_Short exercise_:
With the pictures omitted, write out the entries that follow exactly as they stand.

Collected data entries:
========
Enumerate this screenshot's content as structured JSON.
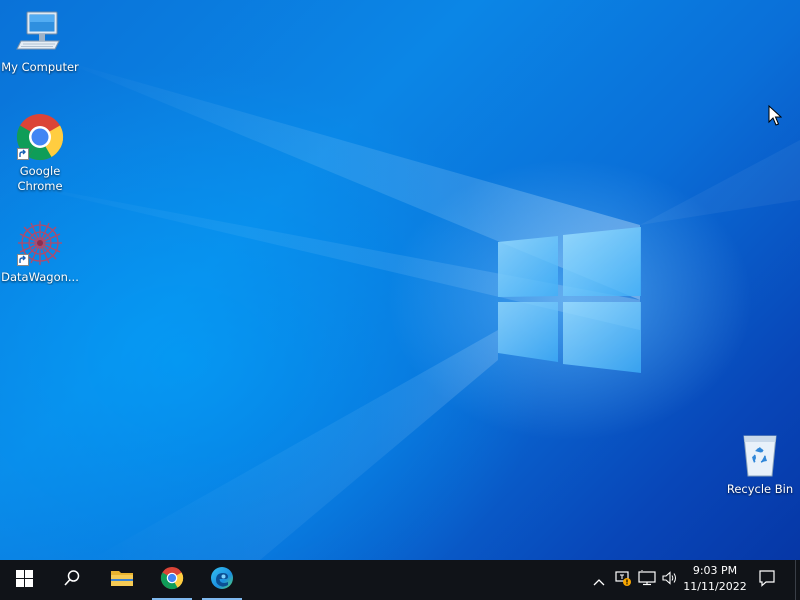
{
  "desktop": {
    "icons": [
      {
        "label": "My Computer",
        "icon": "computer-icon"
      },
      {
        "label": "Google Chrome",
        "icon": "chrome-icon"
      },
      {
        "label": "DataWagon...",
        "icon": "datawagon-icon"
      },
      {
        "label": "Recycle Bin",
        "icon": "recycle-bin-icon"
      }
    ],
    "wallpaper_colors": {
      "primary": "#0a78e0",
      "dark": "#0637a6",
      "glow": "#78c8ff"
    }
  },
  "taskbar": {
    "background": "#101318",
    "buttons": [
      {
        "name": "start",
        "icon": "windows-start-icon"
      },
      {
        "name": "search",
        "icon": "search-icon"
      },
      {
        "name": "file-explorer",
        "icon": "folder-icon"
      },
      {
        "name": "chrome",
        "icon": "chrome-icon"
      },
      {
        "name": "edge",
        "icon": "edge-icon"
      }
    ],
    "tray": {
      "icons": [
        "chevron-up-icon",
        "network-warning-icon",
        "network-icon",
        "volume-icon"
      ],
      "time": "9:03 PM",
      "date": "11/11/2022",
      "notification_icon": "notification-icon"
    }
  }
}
========
_Output of the exercise_:
Enumerate this screenshot's content as structured JSON.
{
  "desktop": {
    "icons": [
      {
        "label": "My Computer",
        "icon": "computer-icon"
      },
      {
        "label": "Google Chrome",
        "icon": "chrome-icon"
      },
      {
        "label": "DataWagon...",
        "icon": "datawagon-icon"
      },
      {
        "label": "Recycle Bin",
        "icon": "recycle-bin-icon"
      }
    ],
    "wallpaper_colors": {
      "primary": "#0a78e0",
      "dark": "#0637a6",
      "glow": "#78c8ff"
    }
  },
  "taskbar": {
    "background": "#101318",
    "buttons": [
      {
        "name": "start",
        "icon": "windows-start-icon"
      },
      {
        "name": "search",
        "icon": "search-icon"
      },
      {
        "name": "file-explorer",
        "icon": "folder-icon"
      },
      {
        "name": "chrome",
        "icon": "chrome-icon"
      },
      {
        "name": "edge",
        "icon": "edge-icon"
      }
    ],
    "tray": {
      "icons": [
        "chevron-up-icon",
        "network-warning-icon",
        "network-icon",
        "volume-icon"
      ],
      "time": "9:03 PM",
      "date": "11/11/2022",
      "notification_icon": "notification-icon"
    }
  }
}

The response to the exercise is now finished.